**WRITTEN PROBLEM**
Your task is to print the material below exactly as presented.

Collected data:
## START

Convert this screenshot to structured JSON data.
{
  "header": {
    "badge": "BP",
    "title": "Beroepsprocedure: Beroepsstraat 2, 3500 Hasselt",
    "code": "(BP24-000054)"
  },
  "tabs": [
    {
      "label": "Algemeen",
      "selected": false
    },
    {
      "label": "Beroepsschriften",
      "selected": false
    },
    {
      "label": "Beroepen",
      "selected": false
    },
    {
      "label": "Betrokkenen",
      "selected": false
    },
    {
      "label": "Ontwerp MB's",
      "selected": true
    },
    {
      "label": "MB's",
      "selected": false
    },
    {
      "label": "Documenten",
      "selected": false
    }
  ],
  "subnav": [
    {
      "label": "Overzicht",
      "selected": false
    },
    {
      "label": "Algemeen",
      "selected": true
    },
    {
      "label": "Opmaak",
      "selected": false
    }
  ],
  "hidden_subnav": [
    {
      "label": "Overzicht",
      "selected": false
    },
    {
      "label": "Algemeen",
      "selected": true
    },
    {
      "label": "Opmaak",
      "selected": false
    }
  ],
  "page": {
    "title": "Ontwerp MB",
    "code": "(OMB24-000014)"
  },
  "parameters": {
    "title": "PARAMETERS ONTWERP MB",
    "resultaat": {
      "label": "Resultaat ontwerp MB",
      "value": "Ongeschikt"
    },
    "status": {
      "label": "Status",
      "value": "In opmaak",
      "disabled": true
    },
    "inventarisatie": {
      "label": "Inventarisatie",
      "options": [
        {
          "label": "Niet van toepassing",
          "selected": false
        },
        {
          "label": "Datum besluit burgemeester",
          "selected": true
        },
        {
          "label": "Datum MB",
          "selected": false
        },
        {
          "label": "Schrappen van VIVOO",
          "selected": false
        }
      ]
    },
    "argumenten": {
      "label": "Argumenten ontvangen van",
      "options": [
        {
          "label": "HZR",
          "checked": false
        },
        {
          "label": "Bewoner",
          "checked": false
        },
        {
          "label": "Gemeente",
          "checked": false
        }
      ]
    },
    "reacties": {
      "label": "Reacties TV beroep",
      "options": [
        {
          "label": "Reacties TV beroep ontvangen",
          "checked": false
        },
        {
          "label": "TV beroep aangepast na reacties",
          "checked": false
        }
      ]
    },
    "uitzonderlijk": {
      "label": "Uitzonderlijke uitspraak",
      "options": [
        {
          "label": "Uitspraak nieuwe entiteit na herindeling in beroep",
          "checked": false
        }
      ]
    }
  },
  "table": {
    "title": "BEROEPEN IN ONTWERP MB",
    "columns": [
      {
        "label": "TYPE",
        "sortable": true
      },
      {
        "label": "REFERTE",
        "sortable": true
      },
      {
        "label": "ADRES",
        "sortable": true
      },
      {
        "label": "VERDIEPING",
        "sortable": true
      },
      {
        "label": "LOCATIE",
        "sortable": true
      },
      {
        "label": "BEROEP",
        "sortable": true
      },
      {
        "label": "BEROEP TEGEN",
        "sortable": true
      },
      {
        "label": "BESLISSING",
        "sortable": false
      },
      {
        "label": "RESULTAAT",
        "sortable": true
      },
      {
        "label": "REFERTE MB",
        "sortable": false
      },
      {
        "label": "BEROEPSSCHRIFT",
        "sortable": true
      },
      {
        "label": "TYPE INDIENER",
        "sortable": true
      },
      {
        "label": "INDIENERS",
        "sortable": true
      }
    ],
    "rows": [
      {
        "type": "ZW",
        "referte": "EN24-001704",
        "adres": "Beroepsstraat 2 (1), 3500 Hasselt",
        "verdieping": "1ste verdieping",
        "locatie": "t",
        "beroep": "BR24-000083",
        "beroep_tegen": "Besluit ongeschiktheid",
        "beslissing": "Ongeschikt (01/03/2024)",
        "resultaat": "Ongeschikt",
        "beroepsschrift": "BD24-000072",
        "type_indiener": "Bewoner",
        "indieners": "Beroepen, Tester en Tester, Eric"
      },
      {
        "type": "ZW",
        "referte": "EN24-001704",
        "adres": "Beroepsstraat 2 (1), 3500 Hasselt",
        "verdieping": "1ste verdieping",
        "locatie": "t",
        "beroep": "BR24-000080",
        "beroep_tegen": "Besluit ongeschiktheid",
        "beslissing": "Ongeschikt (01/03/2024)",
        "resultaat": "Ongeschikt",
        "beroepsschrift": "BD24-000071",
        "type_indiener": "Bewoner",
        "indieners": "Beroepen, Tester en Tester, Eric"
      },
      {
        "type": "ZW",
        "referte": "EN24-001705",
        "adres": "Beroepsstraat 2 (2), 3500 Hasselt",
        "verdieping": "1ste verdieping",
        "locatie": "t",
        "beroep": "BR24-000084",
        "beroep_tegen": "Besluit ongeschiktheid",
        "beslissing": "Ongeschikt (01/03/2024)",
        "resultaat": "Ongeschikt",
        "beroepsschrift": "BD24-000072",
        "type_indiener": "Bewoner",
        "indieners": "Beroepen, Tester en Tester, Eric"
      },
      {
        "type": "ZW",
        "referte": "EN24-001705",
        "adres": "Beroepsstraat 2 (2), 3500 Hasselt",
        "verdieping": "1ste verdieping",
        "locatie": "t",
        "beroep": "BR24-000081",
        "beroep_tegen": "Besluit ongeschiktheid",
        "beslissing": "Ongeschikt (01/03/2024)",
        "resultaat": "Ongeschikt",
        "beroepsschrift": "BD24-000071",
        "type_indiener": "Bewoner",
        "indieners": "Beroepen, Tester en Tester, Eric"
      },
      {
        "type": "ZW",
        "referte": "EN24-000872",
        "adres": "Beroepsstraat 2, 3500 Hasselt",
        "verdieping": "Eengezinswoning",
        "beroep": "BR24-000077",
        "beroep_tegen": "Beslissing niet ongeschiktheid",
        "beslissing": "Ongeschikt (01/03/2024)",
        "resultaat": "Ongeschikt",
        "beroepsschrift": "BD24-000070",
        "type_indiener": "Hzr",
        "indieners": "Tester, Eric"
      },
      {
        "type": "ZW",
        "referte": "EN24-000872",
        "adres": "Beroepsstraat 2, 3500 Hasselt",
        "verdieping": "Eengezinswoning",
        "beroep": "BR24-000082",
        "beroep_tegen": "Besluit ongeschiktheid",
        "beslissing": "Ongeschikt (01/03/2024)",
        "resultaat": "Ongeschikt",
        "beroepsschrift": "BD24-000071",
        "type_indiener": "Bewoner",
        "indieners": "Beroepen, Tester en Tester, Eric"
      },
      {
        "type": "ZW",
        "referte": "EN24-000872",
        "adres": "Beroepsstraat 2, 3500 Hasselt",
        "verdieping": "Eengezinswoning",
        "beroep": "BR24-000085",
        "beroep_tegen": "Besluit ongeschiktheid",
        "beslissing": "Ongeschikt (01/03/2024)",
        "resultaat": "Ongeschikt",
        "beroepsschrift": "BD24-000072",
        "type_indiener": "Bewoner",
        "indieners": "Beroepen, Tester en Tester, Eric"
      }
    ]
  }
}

## END

**PROBLEM SOLUTION**
Convert this screenshot to structured JSON data.
{
  "header": {
    "badge": "BP",
    "title": "Beroepsprocedure: Beroepsstraat 2, 3500 Hasselt",
    "code": "(BP24-000054)"
  },
  "tabs": [
    {
      "label": "Algemeen",
      "selected": false
    },
    {
      "label": "Beroepsschriften",
      "selected": false
    },
    {
      "label": "Beroepen",
      "selected": false
    },
    {
      "label": "Betrokkenen",
      "selected": false
    },
    {
      "label": "Ontwerp MB's",
      "selected": true
    },
    {
      "label": "MB's",
      "selected": false
    },
    {
      "label": "Documenten",
      "selected": false
    }
  ],
  "subnav": [
    {
      "label": "Overzicht",
      "selected": false
    },
    {
      "label": "Algemeen",
      "selected": true
    },
    {
      "label": "Opmaak",
      "selected": false
    }
  ],
  "hidden_subnav": [
    {
      "label": "Overzicht",
      "selected": false
    },
    {
      "label": "Algemeen",
      "selected": true
    },
    {
      "label": "Opmaak",
      "selected": false
    }
  ],
  "page": {
    "title": "Ontwerp MB",
    "code": "(OMB24-000014)"
  },
  "parameters": {
    "title": "PARAMETERS ONTWERP MB",
    "resultaat": {
      "label": "Resultaat ontwerp MB",
      "value": "Ongeschikt"
    },
    "status": {
      "label": "Status",
      "value": "In opmaak",
      "disabled": true
    },
    "inventarisatie": {
      "label": "Inventarisatie",
      "options": [
        {
          "label": "Niet van toepassing",
          "selected": false
        },
        {
          "label": "Datum besluit burgemeester",
          "selected": true
        },
        {
          "label": "Datum MB",
          "selected": false
        },
        {
          "label": "Schrappen van VIVOO",
          "selected": false
        }
      ]
    },
    "argumenten": {
      "label": "Argumenten ontvangen van",
      "options": [
        {
          "label": "HZR",
          "checked": false
        },
        {
          "label": "Bewoner",
          "checked": false
        },
        {
          "label": "Gemeente",
          "checked": false
        }
      ]
    },
    "reacties": {
      "label": "Reacties TV beroep",
      "options": [
        {
          "label": "Reacties TV beroep ontvangen",
          "checked": false
        },
        {
          "label": "TV beroep aangepast na reacties",
          "checked": false
        }
      ]
    },
    "uitzonderlijk": {
      "label": "Uitzonderlijke uitspraak",
      "options": [
        {
          "label": "Uitspraak nieuwe entiteit na herindeling in beroep",
          "checked": false
        }
      ]
    }
  },
  "table": {
    "title": "BEROEPEN IN ONTWERP MB",
    "columns": [
      {
        "label": "TYPE",
        "sortable": true
      },
      {
        "label": "REFERTE",
        "sortable": true
      },
      {
        "label": "ADRES",
        "sortable": true
      },
      {
        "label": "VERDIEPING",
        "sortable": true
      },
      {
        "label": "LOCATIE",
        "sortable": true
      },
      {
        "label": "BEROEP",
        "sortable": true
      },
      {
        "label": "BEROEP TEGEN",
        "sortable": true
      },
      {
        "label": "BESLISSING",
        "sortable": false
      },
      {
        "label": "RESULTAAT",
        "sortable": true
      },
      {
        "label": "REFERTE MB",
        "sortable": false
      },
      {
        "label": "BEROEPSSCHRIFT",
        "sortable": true
      },
      {
        "label": "TYPE INDIENER",
        "sortable": true
      },
      {
        "label": "INDIENERS",
        "sortable": true
      }
    ],
    "rows": [
      {
        "type": "ZW",
        "referte": "EN24-001704",
        "adres": "Beroepsstraat 2 (1), 3500 Hasselt",
        "verdieping": "1ste verdieping",
        "locatie": "t",
        "beroep": "BR24-000083",
        "beroep_tegen": "Besluit ongeschiktheid",
        "beslissing": "Ongeschikt (01/03/2024)",
        "resultaat": "Ongeschikt",
        "beroepsschrift": "BD24-000072",
        "type_indiener": "Bewoner",
        "indieners": "Beroepen, Tester en Tester, Eric"
      },
      {
        "type": "ZW",
        "referte": "EN24-001704",
        "adres": "Beroepsstraat 2 (1), 3500 Hasselt",
        "verdieping": "1ste verdieping",
        "locatie": "t",
        "beroep": "BR24-000080",
        "beroep_tegen": "Besluit ongeschiktheid",
        "beslissing": "Ongeschikt (01/03/2024)",
        "resultaat": "Ongeschikt",
        "beroepsschrift": "BD24-000071",
        "type_indiener": "Bewoner",
        "indieners": "Beroepen, Tester en Tester, Eric"
      },
      {
        "type": "ZW",
        "referte": "EN24-001705",
        "adres": "Beroepsstraat 2 (2), 3500 Hasselt",
        "verdieping": "1ste verdieping",
        "locatie": "t",
        "beroep": "BR24-000084",
        "beroep_tegen": "Besluit ongeschiktheid",
        "beslissing": "Ongeschikt (01/03/2024)",
        "resultaat": "Ongeschikt",
        "beroepsschrift": "BD24-000072",
        "type_indiener": "Bewoner",
        "indieners": "Beroepen, Tester en Tester, Eric"
      },
      {
        "type": "ZW",
        "referte": "EN24-001705",
        "adres": "Beroepsstraat 2 (2), 3500 Hasselt",
        "verdieping": "1ste verdieping",
        "locatie": "t",
        "beroep": "BR24-000081",
        "beroep_tegen": "Besluit ongeschiktheid",
        "beslissing": "Ongeschikt (01/03/2024)",
        "resultaat": "Ongeschikt",
        "beroepsschrift": "BD24-000071",
        "type_indiener": "Bewoner",
        "indieners": "Beroepen, Tester en Tester, Eric"
      },
      {
        "type": "ZW",
        "referte": "EN24-000872",
        "adres": "Beroepsstraat 2, 3500 Hasselt",
        "verdieping": "Eengezinswoning",
        "beroep": "BR24-000077",
        "beroep_tegen": "Beslissing niet ongeschiktheid",
        "beslissing": "Ongeschikt (01/03/2024)",
        "resultaat": "Ongeschikt",
        "beroepsschrift": "BD24-000070",
        "type_indiener": "Hzr",
        "indieners": "Tester, Eric"
      },
      {
        "type": "ZW",
        "referte": "EN24-000872",
        "adres": "Beroepsstraat 2, 3500 Hasselt",
        "verdieping": "Eengezinswoning",
        "beroep": "BR24-000082",
        "beroep_tegen": "Besluit ongeschiktheid",
        "beslissing": "Ongeschikt (01/03/2024)",
        "resultaat": "Ongeschikt",
        "beroepsschrift": "BD24-000071",
        "type_indiener": "Bewoner",
        "indieners": "Beroepen, Tester en Tester, Eric"
      },
      {
        "type": "ZW",
        "referte": "EN24-000872",
        "adres": "Beroepsstraat 2, 3500 Hasselt",
        "verdieping": "Eengezinswoning",
        "beroep": "BR24-000085",
        "beroep_tegen": "Besluit ongeschiktheid",
        "beslissing": "Ongeschikt (01/03/2024)",
        "resultaat": "Ongeschikt",
        "beroepsschrift": "BD24-000072",
        "type_indiener": "Bewoner",
        "indieners": "Beroepen, Tester en Tester, Eric"
      }
    ]
  }
}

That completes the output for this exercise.